* **DO THIS**: Write out, precisely and in full, each line of the material.

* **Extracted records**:
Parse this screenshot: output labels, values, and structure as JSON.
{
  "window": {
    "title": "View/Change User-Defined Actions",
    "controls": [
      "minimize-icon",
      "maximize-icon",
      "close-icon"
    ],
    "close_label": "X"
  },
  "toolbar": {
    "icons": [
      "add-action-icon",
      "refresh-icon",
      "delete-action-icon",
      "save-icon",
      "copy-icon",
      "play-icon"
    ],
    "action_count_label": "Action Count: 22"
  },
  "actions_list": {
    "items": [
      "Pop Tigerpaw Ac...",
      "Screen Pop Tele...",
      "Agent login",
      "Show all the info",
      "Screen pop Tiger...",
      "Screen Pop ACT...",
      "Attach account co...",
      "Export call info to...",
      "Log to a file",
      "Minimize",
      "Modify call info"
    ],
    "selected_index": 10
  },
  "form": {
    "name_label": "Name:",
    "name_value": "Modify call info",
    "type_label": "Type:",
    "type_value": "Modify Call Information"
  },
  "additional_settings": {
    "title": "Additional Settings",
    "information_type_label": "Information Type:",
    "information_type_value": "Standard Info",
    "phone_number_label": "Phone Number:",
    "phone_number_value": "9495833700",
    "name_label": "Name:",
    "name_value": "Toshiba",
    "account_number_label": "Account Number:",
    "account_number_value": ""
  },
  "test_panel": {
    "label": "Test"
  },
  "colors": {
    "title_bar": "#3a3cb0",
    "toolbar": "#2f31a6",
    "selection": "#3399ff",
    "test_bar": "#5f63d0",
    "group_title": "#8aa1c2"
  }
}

* **OUTPUT**:
Parse this screenshot: output labels, values, and structure as JSON.
{
  "window": {
    "title": "View/Change User-Defined Actions",
    "controls": [
      "minimize-icon",
      "maximize-icon",
      "close-icon"
    ],
    "close_label": "X"
  },
  "toolbar": {
    "icons": [
      "add-action-icon",
      "refresh-icon",
      "delete-action-icon",
      "save-icon",
      "copy-icon",
      "play-icon"
    ],
    "action_count_label": "Action Count: 22"
  },
  "actions_list": {
    "items": [
      "Pop Tigerpaw Ac...",
      "Screen Pop Tele...",
      "Agent login",
      "Show all the info",
      "Screen pop Tiger...",
      "Screen Pop ACT...",
      "Attach account co...",
      "Export call info to...",
      "Log to a file",
      "Minimize",
      "Modify call info"
    ],
    "selected_index": 10
  },
  "form": {
    "name_label": "Name:",
    "name_value": "Modify call info",
    "type_label": "Type:",
    "type_value": "Modify Call Information"
  },
  "additional_settings": {
    "title": "Additional Settings",
    "information_type_label": "Information Type:",
    "information_type_value": "Standard Info",
    "phone_number_label": "Phone Number:",
    "phone_number_value": "9495833700",
    "name_label": "Name:",
    "name_value": "Toshiba",
    "account_number_label": "Account Number:",
    "account_number_value": ""
  },
  "test_panel": {
    "label": "Test"
  },
  "colors": {
    "title_bar": "#3a3cb0",
    "toolbar": "#2f31a6",
    "selection": "#3399ff",
    "test_bar": "#5f63d0",
    "group_title": "#8aa1c2"
  }
}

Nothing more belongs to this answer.